##### EXCERPTED RECORDS #####

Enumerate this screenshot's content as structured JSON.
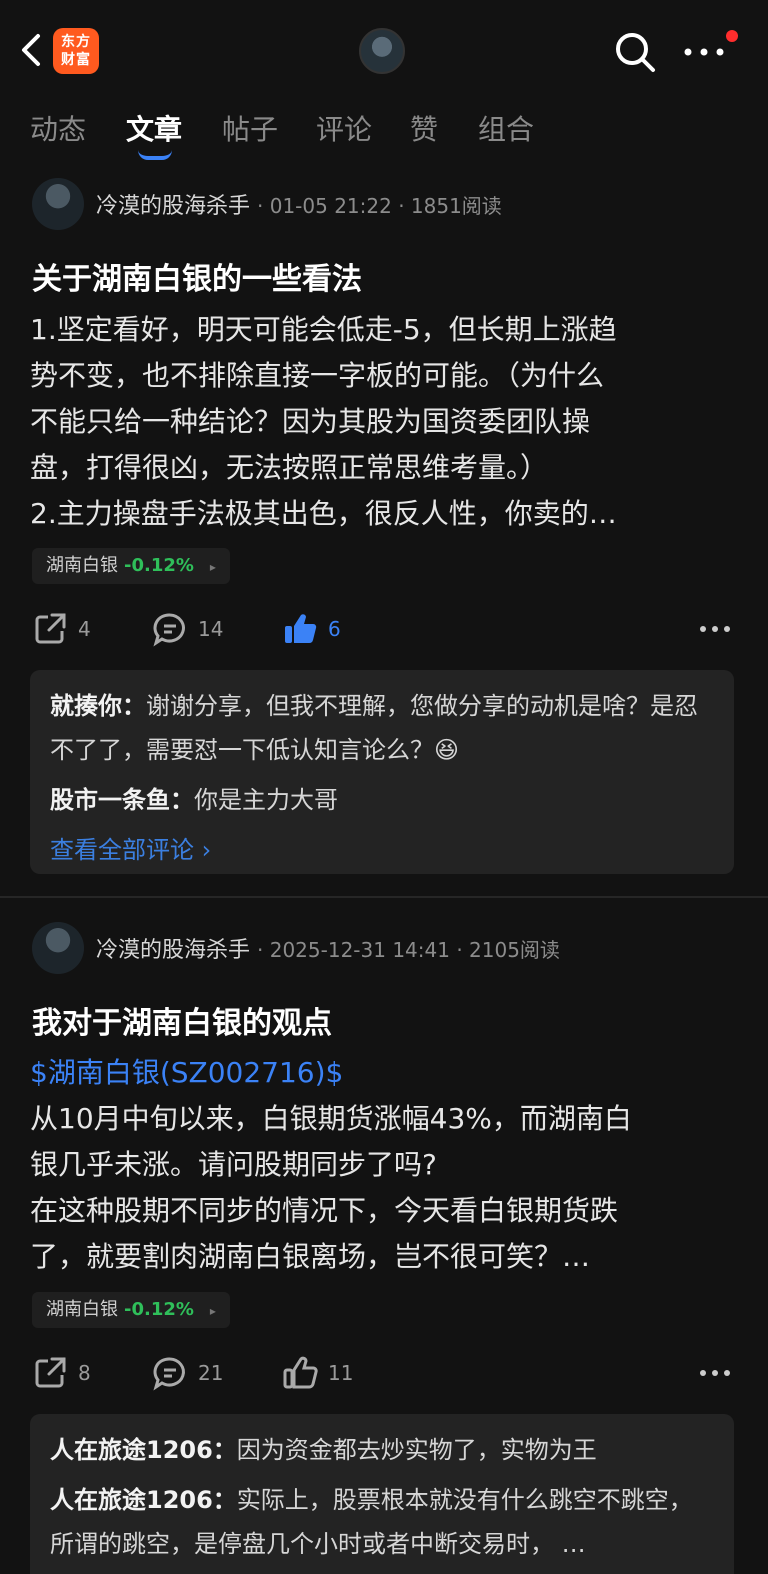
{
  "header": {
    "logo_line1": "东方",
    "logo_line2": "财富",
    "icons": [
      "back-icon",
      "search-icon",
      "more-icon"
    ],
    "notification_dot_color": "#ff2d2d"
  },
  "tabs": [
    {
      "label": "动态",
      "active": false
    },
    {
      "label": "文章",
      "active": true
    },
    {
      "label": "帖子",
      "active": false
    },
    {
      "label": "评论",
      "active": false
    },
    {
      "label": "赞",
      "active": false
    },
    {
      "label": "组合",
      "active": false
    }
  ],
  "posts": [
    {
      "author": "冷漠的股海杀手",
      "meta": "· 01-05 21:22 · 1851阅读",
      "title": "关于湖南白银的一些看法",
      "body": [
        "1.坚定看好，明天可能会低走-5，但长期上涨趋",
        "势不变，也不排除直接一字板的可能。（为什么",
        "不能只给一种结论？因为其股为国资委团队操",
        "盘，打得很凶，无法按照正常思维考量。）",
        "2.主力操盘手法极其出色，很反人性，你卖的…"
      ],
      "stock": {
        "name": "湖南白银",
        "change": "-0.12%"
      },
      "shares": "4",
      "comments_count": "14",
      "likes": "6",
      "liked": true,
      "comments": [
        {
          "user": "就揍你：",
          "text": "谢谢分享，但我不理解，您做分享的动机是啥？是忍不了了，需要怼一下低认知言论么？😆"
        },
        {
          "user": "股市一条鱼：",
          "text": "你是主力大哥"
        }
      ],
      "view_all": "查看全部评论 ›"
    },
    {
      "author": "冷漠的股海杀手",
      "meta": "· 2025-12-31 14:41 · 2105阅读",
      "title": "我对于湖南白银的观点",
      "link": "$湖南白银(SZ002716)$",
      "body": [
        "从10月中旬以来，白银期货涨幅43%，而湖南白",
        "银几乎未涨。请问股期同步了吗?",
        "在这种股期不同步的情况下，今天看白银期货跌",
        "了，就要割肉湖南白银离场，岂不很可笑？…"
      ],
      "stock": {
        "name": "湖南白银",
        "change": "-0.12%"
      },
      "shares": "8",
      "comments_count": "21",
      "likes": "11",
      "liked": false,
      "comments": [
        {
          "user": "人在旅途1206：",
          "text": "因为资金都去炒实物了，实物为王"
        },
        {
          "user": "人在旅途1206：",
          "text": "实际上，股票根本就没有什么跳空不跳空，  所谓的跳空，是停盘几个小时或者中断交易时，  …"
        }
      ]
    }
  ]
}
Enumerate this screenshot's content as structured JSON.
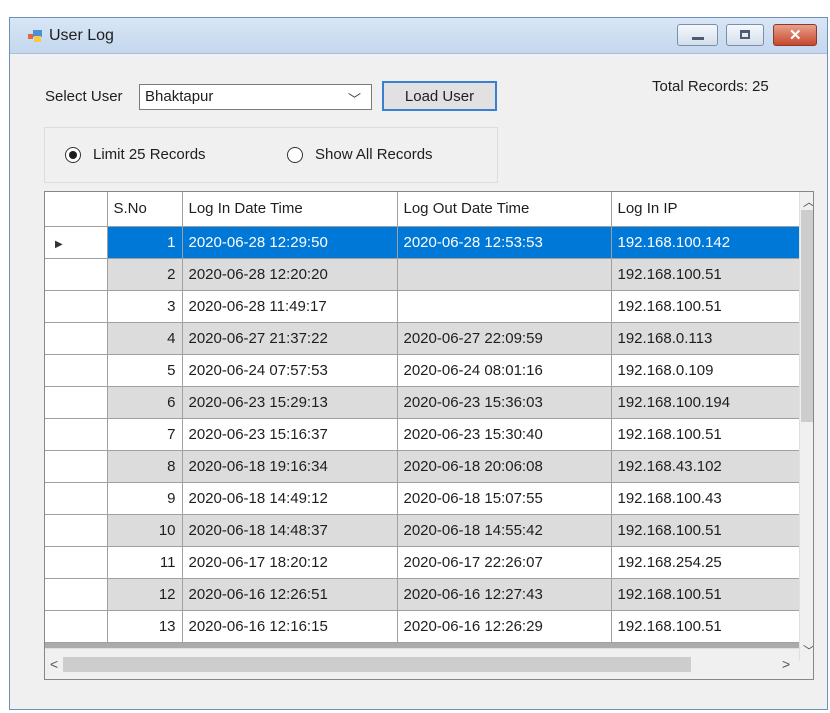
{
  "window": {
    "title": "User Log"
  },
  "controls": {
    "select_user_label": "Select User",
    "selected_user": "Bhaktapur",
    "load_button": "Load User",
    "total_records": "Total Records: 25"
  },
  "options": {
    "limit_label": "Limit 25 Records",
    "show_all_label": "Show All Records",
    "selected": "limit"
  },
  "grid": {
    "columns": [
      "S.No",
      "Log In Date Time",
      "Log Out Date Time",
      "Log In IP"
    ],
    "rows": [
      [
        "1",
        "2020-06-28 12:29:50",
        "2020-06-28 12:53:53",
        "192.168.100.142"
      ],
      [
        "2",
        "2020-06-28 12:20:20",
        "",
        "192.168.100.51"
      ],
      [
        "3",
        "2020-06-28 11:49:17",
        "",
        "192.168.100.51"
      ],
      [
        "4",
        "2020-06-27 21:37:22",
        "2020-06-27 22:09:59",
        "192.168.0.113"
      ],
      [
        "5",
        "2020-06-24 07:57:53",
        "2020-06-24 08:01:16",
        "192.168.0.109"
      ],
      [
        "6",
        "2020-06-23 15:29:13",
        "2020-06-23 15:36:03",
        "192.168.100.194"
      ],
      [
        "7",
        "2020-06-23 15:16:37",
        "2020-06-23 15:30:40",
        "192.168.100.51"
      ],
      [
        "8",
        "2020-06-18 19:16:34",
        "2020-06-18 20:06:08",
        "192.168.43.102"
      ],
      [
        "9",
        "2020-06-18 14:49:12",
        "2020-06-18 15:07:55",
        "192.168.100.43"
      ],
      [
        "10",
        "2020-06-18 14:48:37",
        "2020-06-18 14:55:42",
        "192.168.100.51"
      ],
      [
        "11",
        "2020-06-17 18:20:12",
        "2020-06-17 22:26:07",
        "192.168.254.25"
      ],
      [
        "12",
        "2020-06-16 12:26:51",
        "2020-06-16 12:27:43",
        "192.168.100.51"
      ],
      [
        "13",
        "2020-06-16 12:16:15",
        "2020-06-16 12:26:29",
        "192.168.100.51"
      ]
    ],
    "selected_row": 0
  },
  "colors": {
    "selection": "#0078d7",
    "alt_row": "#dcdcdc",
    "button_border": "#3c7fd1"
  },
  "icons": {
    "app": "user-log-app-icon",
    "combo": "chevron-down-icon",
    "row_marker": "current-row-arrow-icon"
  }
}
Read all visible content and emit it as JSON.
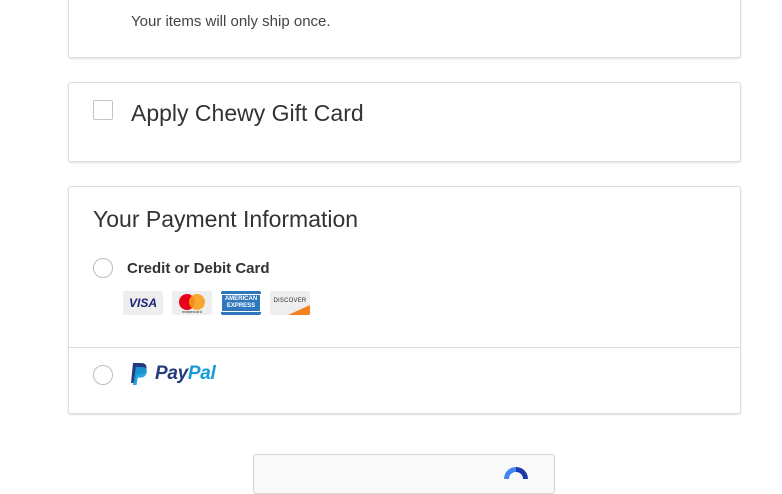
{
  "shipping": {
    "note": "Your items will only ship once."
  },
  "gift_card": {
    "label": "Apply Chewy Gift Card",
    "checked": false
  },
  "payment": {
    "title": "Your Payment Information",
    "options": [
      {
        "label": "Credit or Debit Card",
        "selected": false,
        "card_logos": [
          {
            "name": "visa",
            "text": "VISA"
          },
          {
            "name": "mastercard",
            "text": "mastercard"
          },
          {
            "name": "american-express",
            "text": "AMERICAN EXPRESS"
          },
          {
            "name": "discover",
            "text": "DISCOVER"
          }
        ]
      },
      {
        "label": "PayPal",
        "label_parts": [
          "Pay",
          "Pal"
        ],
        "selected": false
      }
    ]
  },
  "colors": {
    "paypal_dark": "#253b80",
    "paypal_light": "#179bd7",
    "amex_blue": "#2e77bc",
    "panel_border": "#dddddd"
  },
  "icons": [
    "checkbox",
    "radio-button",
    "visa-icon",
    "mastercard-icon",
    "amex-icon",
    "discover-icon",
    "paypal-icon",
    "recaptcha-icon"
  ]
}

#####

◆ STATED EXERCISE
Set down all the data again exactly as above, pictures excluded.

◆ REPLY
Enumerate this screenshot's content as structured JSON.
{
  "header": {
    "logo_line1": "东方",
    "logo_line2": "财富",
    "icons": [
      "back-icon",
      "search-icon",
      "more-icon"
    ],
    "notification_dot_color": "#ff2d2d"
  },
  "tabs": [
    {
      "label": "动态",
      "active": false
    },
    {
      "label": "文章",
      "active": true
    },
    {
      "label": "帖子",
      "active": false
    },
    {
      "label": "评论",
      "active": false
    },
    {
      "label": "赞",
      "active": false
    },
    {
      "label": "组合",
      "active": false
    }
  ],
  "posts": [
    {
      "author": "冷漠的股海杀手",
      "meta": "· 01-05 21:22 · 1851阅读",
      "title": "关于湖南白银的一些看法",
      "body": [
        "1.坚定看好，明天可能会低走-5，但长期上涨趋",
        "势不变，也不排除直接一字板的可能。（为什么",
        "不能只给一种结论？因为其股为国资委团队操",
        "盘，打得很凶，无法按照正常思维考量。）",
        "2.主力操盘手法极其出色，很反人性，你卖的…"
      ],
      "stock": {
        "name": "湖南白银",
        "change": "-0.12%"
      },
      "shares": "4",
      "comments_count": "14",
      "likes": "6",
      "liked": true,
      "comments": [
        {
          "user": "就揍你：",
          "text": "谢谢分享，但我不理解，您做分享的动机是啥？是忍不了了，需要怼一下低认知言论么？😆"
        },
        {
          "user": "股市一条鱼：",
          "text": "你是主力大哥"
        }
      ],
      "view_all": "查看全部评论 ›"
    },
    {
      "author": "冷漠的股海杀手",
      "meta": "· 2025-12-31 14:41 · 2105阅读",
      "title": "我对于湖南白银的观点",
      "link": "$湖南白银(SZ002716)$",
      "body": [
        "从10月中旬以来，白银期货涨幅43%，而湖南白",
        "银几乎未涨。请问股期同步了吗?",
        "在这种股期不同步的情况下，今天看白银期货跌",
        "了，就要割肉湖南白银离场，岂不很可笑？…"
      ],
      "stock": {
        "name": "湖南白银",
        "change": "-0.12%"
      },
      "shares": "8",
      "comments_count": "21",
      "likes": "11",
      "liked": false,
      "comments": [
        {
          "user": "人在旅途1206：",
          "text": "因为资金都去炒实物了，实物为王"
        },
        {
          "user": "人在旅途1206：",
          "text": "实际上，股票根本就没有什么跳空不跳空，  所谓的跳空，是停盘几个小时或者中断交易时，  …"
        }
      ]
    }
  ]
}
Enumerate this screenshot's content as structured JSON.
{
  "window": {
    "title": "User Log"
  },
  "controls": {
    "select_user_label": "Select User",
    "selected_user": "Bhaktapur",
    "load_button": "Load User",
    "total_records": "Total Records: 25"
  },
  "options": {
    "limit_label": "Limit 25 Records",
    "show_all_label": "Show All Records",
    "selected": "limit"
  },
  "grid": {
    "columns": [
      "S.No",
      "Log In Date Time",
      "Log Out Date Time",
      "Log In IP"
    ],
    "rows": [
      [
        "1",
        "2020-06-28 12:29:50",
        "2020-06-28 12:53:53",
        "192.168.100.142"
      ],
      [
        "2",
        "2020-06-28 12:20:20",
        "",
        "192.168.100.51"
      ],
      [
        "3",
        "2020-06-28 11:49:17",
        "",
        "192.168.100.51"
      ],
      [
        "4",
        "2020-06-27 21:37:22",
        "2020-06-27 22:09:59",
        "192.168.0.113"
      ],
      [
        "5",
        "2020-06-24 07:57:53",
        "2020-06-24 08:01:16",
        "192.168.0.109"
      ],
      [
        "6",
        "2020-06-23 15:29:13",
        "2020-06-23 15:36:03",
        "192.168.100.194"
      ],
      [
        "7",
        "2020-06-23 15:16:37",
        "2020-06-23 15:30:40",
        "192.168.100.51"
      ],
      [
        "8",
        "2020-06-18 19:16:34",
        "2020-06-18 20:06:08",
        "192.168.43.102"
      ],
      [
        "9",
        "2020-06-18 14:49:12",
        "2020-06-18 15:07:55",
        "192.168.100.43"
      ],
      [
        "10",
        "2020-06-18 14:48:37",
        "2020-06-18 14:55:42",
        "192.168.100.51"
      ],
      [
        "11",
        "2020-06-17 18:20:12",
        "2020-06-17 22:26:07",
        "192.168.254.25"
      ],
      [
        "12",
        "2020-06-16 12:26:51",
        "2020-06-16 12:27:43",
        "192.168.100.51"
      ],
      [
        "13",
        "2020-06-16 12:16:15",
        "2020-06-16 12:26:29",
        "192.168.100.51"
      ]
    ],
    "selected_row": 0
  },
  "colors": {
    "selection": "#0078d7",
    "alt_row": "#dcdcdc",
    "button_border": "#3c7fd1"
  },
  "icons": {
    "app": "user-log-app-icon",
    "combo": "chevron-down-icon",
    "row_marker": "current-row-arrow-icon"
  }
}
Read all visible content and emit it as JSON.
{
  "shipping": {
    "note": "Your items will only ship once."
  },
  "gift_card": {
    "label": "Apply Chewy Gift Card",
    "checked": false
  },
  "payment": {
    "title": "Your Payment Information",
    "options": [
      {
        "label": "Credit or Debit Card",
        "selected": false,
        "card_logos": [
          {
            "name": "visa",
            "text": "VISA"
          },
          {
            "name": "mastercard",
            "text": "mastercard"
          },
          {
            "name": "american-express",
            "text": "AMERICAN EXPRESS"
          },
          {
            "name": "discover",
            "text": "DISCOVER"
          }
        ]
      },
      {
        "label": "PayPal",
        "label_parts": [
          "Pay",
          "Pal"
        ],
        "selected": false
      }
    ]
  },
  "colors": {
    "paypal_dark": "#253b80",
    "paypal_light": "#179bd7",
    "amex_blue": "#2e77bc",
    "panel_border": "#dddddd"
  },
  "icons": [
    "checkbox",
    "radio-button",
    "visa-icon",
    "mastercard-icon",
    "amex-icon",
    "discover-icon",
    "paypal-icon",
    "recaptcha-icon"
  ]
}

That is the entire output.